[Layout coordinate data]
* Start *
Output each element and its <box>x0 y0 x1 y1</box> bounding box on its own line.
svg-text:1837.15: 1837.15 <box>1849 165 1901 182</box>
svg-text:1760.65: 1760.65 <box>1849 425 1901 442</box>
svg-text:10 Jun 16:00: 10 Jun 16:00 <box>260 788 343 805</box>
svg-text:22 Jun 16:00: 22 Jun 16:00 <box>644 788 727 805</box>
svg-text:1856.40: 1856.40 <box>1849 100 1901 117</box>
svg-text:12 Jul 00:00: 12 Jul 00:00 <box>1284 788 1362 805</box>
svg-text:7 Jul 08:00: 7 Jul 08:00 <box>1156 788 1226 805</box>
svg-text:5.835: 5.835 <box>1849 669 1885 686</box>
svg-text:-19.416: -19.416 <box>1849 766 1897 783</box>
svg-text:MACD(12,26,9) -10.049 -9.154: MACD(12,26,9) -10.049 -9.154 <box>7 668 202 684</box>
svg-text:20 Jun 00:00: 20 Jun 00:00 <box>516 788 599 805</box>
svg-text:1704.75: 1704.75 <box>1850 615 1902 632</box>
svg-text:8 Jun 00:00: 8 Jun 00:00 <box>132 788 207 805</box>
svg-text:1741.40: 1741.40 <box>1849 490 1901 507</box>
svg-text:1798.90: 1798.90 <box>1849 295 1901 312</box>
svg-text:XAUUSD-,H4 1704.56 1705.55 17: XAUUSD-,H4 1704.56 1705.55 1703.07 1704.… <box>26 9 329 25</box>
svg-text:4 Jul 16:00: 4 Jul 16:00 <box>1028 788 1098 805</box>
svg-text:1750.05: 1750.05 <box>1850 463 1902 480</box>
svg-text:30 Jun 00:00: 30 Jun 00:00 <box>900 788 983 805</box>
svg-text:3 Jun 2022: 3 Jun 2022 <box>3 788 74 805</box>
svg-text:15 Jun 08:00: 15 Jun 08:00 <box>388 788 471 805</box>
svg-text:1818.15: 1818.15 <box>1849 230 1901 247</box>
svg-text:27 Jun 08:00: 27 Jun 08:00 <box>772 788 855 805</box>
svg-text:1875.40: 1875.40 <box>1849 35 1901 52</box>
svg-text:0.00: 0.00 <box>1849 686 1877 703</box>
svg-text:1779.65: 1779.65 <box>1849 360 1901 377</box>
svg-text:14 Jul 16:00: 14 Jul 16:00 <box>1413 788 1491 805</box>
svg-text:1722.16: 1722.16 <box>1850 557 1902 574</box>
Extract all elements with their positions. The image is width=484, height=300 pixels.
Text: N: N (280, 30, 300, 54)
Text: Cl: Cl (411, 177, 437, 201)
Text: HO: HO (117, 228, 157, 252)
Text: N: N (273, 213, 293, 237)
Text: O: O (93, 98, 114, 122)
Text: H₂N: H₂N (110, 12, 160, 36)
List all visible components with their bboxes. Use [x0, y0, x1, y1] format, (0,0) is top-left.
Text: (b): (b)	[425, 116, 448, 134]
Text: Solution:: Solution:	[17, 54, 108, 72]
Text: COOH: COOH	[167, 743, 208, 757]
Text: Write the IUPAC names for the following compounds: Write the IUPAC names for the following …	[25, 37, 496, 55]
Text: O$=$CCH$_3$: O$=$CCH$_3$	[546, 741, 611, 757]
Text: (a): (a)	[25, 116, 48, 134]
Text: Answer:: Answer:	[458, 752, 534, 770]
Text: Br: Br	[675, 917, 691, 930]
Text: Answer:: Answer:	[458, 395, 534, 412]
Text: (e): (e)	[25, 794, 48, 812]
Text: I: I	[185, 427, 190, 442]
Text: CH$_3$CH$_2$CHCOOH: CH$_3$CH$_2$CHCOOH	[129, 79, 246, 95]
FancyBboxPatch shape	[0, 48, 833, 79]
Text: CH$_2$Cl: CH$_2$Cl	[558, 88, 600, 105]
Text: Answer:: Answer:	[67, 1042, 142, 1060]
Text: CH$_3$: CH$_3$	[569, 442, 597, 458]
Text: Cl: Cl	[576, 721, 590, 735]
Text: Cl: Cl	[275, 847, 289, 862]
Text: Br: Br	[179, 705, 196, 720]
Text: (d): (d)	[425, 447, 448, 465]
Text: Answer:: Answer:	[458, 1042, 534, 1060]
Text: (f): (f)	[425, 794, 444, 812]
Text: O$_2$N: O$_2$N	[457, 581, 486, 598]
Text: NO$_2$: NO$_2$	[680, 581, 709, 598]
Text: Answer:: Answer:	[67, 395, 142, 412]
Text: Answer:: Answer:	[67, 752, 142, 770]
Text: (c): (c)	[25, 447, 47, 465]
* End *
[What is being asked] Reproduce all of the records above, swapping each "Answer" for "Result" and leaving every other character untouched.

[Final answer]
Output each element and its <box>x0 y0 x1 y1</box> bounding box on its own line.
svg-text:1837.15: 1837.15 <box>1849 165 1901 182</box>
svg-text:1760.65: 1760.65 <box>1849 425 1901 442</box>
svg-text:10 Jun 16:00: 10 Jun 16:00 <box>260 788 343 805</box>
svg-text:22 Jun 16:00: 22 Jun 16:00 <box>644 788 727 805</box>
svg-text:1856.40: 1856.40 <box>1849 100 1901 117</box>
svg-text:12 Jul 00:00: 12 Jul 00:00 <box>1284 788 1362 805</box>
svg-text:7 Jul 08:00: 7 Jul 08:00 <box>1156 788 1226 805</box>
svg-text:5.835: 5.835 <box>1849 669 1885 686</box>
svg-text:-19.416: -19.416 <box>1849 766 1897 783</box>
svg-text:MACD(12,26,9) -10.049 -9.154: MACD(12,26,9) -10.049 -9.154 <box>7 668 202 684</box>
svg-text:20 Jun 00:00: 20 Jun 00:00 <box>516 788 599 805</box>
svg-text:1704.75: 1704.75 <box>1850 615 1902 632</box>
svg-text:8 Jun 00:00: 8 Jun 00:00 <box>132 788 207 805</box>
svg-text:1741.40: 1741.40 <box>1849 490 1901 507</box>
svg-text:1798.90: 1798.90 <box>1849 295 1901 312</box>
svg-text:XAUUSD-,H4 1704.56 1705.55 17: XAUUSD-,H4 1704.56 1705.55 1703.07 1704.… <box>26 9 329 25</box>
svg-text:4 Jul 16:00: 4 Jul 16:00 <box>1028 788 1098 805</box>
svg-text:1750.05: 1750.05 <box>1850 463 1902 480</box>
svg-text:30 Jun 00:00: 30 Jun 00:00 <box>900 788 983 805</box>
svg-text:3 Jun 2022: 3 Jun 2022 <box>3 788 74 805</box>
svg-text:15 Jun 08:00: 15 Jun 08:00 <box>388 788 471 805</box>
svg-text:1818.15: 1818.15 <box>1849 230 1901 247</box>
svg-text:27 Jun 08:00: 27 Jun 08:00 <box>772 788 855 805</box>
svg-text:1875.40: 1875.40 <box>1849 35 1901 52</box>
svg-text:0.00: 0.00 <box>1849 686 1877 703</box>
svg-text:1779.65: 1779.65 <box>1849 360 1901 377</box>
svg-text:14 Jul 16:00: 14 Jul 16:00 <box>1413 788 1491 805</box>
svg-text:1722.16: 1722.16 <box>1850 557 1902 574</box>
Extract all elements with their positions. The image is width=484, height=300 pixels.
Text: N: N (280, 30, 300, 54)
Text: Cl: Cl (411, 177, 437, 201)
Text: HO: HO (117, 228, 157, 252)
Text: N: N (273, 213, 293, 237)
Text: O: O (93, 98, 114, 122)
Text: H₂N: H₂N (110, 12, 160, 36)
List all visible components with their bboxes. Use [x0, y0, x1, y1] format, (0,0) is top-left.
Text: (b): (b)	[425, 116, 448, 134]
Text: Solution:: Solution:	[17, 54, 108, 72]
Text: COOH: COOH	[167, 743, 208, 757]
Text: Write the IUPAC names for the following compounds: Write the IUPAC names for the following …	[25, 37, 496, 55]
Text: O$=$CCH$_3$: O$=$CCH$_3$	[546, 741, 611, 757]
Text: (a): (a)	[25, 116, 48, 134]
Text: Result:: Result:	[458, 752, 534, 770]
Text: Br: Br	[675, 917, 691, 930]
Text: Result:: Result:	[458, 395, 534, 412]
Text: (e): (e)	[25, 794, 48, 812]
Text: I: I	[185, 427, 190, 442]
Text: CH$_3$CH$_2$CHCOOH: CH$_3$CH$_2$CHCOOH	[129, 79, 246, 95]
FancyBboxPatch shape	[0, 48, 833, 79]
Text: CH$_2$Cl: CH$_2$Cl	[558, 88, 600, 105]
Text: Result:: Result:	[67, 1042, 142, 1060]
Text: CH$_3$: CH$_3$	[569, 442, 597, 458]
Text: Cl: Cl	[576, 721, 590, 735]
Text: Cl: Cl	[275, 847, 289, 862]
Text: Br: Br	[179, 705, 196, 720]
Text: (d): (d)	[425, 447, 448, 465]
Text: Result:: Result:	[458, 1042, 534, 1060]
Text: (f): (f)	[425, 794, 444, 812]
Text: O$_2$N: O$_2$N	[457, 581, 486, 598]
Text: NO$_2$: NO$_2$	[680, 581, 709, 598]
Text: Result:: Result:	[67, 395, 142, 412]
Text: Result:: Result:	[67, 752, 142, 770]
Text: (c): (c)	[25, 447, 47, 465]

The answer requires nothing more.